Entries

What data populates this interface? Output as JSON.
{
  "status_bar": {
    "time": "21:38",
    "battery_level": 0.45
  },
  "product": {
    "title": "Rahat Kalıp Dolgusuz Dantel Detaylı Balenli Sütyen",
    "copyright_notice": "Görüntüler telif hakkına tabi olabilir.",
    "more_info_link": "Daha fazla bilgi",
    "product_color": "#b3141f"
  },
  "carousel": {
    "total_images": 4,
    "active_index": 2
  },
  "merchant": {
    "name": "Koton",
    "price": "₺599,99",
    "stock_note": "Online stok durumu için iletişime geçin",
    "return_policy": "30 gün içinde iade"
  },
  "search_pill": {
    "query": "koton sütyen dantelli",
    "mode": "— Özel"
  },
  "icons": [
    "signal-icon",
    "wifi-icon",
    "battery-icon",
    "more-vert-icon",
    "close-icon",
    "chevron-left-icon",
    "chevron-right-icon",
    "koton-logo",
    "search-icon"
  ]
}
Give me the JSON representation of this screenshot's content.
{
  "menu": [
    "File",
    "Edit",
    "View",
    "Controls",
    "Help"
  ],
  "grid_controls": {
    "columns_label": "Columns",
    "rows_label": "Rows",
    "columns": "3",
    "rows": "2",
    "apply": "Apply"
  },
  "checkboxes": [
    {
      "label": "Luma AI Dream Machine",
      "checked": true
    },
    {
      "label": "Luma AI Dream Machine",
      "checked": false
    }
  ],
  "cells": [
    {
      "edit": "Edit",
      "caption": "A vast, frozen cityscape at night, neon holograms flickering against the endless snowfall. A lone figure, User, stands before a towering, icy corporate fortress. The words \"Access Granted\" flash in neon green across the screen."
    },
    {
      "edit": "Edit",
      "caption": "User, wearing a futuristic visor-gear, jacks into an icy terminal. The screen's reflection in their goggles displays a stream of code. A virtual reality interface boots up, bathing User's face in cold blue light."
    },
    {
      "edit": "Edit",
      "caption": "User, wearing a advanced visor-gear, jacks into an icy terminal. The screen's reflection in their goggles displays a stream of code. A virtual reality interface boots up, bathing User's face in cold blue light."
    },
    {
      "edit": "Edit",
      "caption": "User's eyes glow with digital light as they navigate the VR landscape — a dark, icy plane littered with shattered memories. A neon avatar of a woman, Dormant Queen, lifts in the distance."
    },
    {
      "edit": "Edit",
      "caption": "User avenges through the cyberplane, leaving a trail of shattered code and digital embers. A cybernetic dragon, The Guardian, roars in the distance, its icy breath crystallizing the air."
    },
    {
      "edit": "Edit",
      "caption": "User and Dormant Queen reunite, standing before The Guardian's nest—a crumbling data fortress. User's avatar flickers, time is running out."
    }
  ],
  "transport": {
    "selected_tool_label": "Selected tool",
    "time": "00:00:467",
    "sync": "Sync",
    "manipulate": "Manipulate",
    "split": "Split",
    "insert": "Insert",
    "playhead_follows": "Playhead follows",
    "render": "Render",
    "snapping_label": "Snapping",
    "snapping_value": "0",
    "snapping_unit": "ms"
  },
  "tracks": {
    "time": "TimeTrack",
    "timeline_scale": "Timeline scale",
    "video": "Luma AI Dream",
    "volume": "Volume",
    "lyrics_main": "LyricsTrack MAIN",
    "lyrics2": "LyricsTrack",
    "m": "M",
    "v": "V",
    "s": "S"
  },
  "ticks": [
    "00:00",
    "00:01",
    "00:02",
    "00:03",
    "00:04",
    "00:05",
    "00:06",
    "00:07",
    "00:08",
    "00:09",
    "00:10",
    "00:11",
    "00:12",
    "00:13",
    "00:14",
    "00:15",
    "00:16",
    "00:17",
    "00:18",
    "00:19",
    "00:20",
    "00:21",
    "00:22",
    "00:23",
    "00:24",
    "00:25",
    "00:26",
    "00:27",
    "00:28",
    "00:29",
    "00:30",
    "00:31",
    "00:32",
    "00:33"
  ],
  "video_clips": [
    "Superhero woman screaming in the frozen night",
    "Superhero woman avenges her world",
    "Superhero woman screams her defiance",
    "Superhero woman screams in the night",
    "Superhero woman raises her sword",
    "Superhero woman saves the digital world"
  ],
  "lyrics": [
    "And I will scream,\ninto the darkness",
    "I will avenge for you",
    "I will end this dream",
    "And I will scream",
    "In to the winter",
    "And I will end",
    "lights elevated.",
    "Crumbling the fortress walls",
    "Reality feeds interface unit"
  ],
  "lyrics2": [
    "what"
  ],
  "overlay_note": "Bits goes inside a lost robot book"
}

What is being asked
Recite the full listing above exactly.

Answer for this exercise
What data populates this interface? Output as JSON.
{
  "status_bar": {
    "time": "21:38",
    "battery_level": 0.45
  },
  "product": {
    "title": "Rahat Kalıp Dolgusuz Dantel Detaylı Balenli Sütyen",
    "copyright_notice": "Görüntüler telif hakkına tabi olabilir.",
    "more_info_link": "Daha fazla bilgi",
    "product_color": "#b3141f"
  },
  "carousel": {
    "total_images": 4,
    "active_index": 2
  },
  "merchant": {
    "name": "Koton",
    "price": "₺599,99",
    "stock_note": "Online stok durumu için iletişime geçin",
    "return_policy": "30 gün içinde iade"
  },
  "search_pill": {
    "query": "koton sütyen dantelli",
    "mode": "— Özel"
  },
  "icons": [
    "signal-icon",
    "wifi-icon",
    "battery-icon",
    "more-vert-icon",
    "close-icon",
    "chevron-left-icon",
    "chevron-right-icon",
    "koton-logo",
    "search-icon"
  ]
}
Give me the JSON representation of this screenshot's content.
{
  "menu": [
    "File",
    "Edit",
    "View",
    "Controls",
    "Help"
  ],
  "grid_controls": {
    "columns_label": "Columns",
    "rows_label": "Rows",
    "columns": "3",
    "rows": "2",
    "apply": "Apply"
  },
  "checkboxes": [
    {
      "label": "Luma AI Dream Machine",
      "checked": true
    },
    {
      "label": "Luma AI Dream Machine",
      "checked": false
    }
  ],
  "cells": [
    {
      "edit": "Edit",
      "caption": "A vast, frozen cityscape at night, neon holograms flickering against the endless snowfall. A lone figure, User, stands before a towering, icy corporate fortress. The words \"Access Granted\" flash in neon green across the screen."
    },
    {
      "edit": "Edit",
      "caption": "User, wearing a futuristic visor-gear, jacks into an icy terminal. The screen's reflection in their goggles displays a stream of code. A virtual reality interface boots up, bathing User's face in cold blue light."
    },
    {
      "edit": "Edit",
      "caption": "User, wearing a advanced visor-gear, jacks into an icy terminal. The screen's reflection in their goggles displays a stream of code. A virtual reality interface boots up, bathing User's face in cold blue light."
    },
    {
      "edit": "Edit",
      "caption": "User's eyes glow with digital light as they navigate the VR landscape — a dark, icy plane littered with shattered memories. A neon avatar of a woman, Dormant Queen, lifts in the distance."
    },
    {
      "edit": "Edit",
      "caption": "User avenges through the cyberplane, leaving a trail of shattered code and digital embers. A cybernetic dragon, The Guardian, roars in the distance, its icy breath crystallizing the air."
    },
    {
      "edit": "Edit",
      "caption": "User and Dormant Queen reunite, standing before The Guardian's nest—a crumbling data fortress. User's avatar flickers, time is running out."
    }
  ],
  "transport": {
    "selected_tool_label": "Selected tool",
    "time": "00:00:467",
    "sync": "Sync",
    "manipulate": "Manipulate",
    "split": "Split",
    "insert": "Insert",
    "playhead_follows": "Playhead follows",
    "render": "Render",
    "snapping_label": "Snapping",
    "snapping_value": "0",
    "snapping_unit": "ms"
  },
  "tracks": {
    "time": "TimeTrack",
    "timeline_scale": "Timeline scale",
    "video": "Luma AI Dream",
    "volume": "Volume",
    "lyrics_main": "LyricsTrack MAIN",
    "lyrics2": "LyricsTrack",
    "m": "M",
    "v": "V",
    "s": "S"
  },
  "ticks": [
    "00:00",
    "00:01",
    "00:02",
    "00:03",
    "00:04",
    "00:05",
    "00:06",
    "00:07",
    "00:08",
    "00:09",
    "00:10",
    "00:11",
    "00:12",
    "00:13",
    "00:14",
    "00:15",
    "00:16",
    "00:17",
    "00:18",
    "00:19",
    "00:20",
    "00:21",
    "00:22",
    "00:23",
    "00:24",
    "00:25",
    "00:26",
    "00:27",
    "00:28",
    "00:29",
    "00:30",
    "00:31",
    "00:32",
    "00:33"
  ],
  "video_clips": [
    "Superhero woman screaming in the frozen night",
    "Superhero woman avenges her world",
    "Superhero woman screams her defiance",
    "Superhero woman screams in the night",
    "Superhero woman raises her sword",
    "Superhero woman saves the digital world"
  ],
  "lyrics": [
    "And I will scream,\ninto the darkness",
    "I will avenge for you",
    "I will end this dream",
    "And I will scream",
    "In to the winter",
    "And I will end",
    "lights elevated.",
    "Crumbling the fortress walls",
    "Reality feeds interface unit"
  ],
  "lyrics2": [
    "what"
  ],
  "overlay_note": "Bits goes inside a lost robot book"
}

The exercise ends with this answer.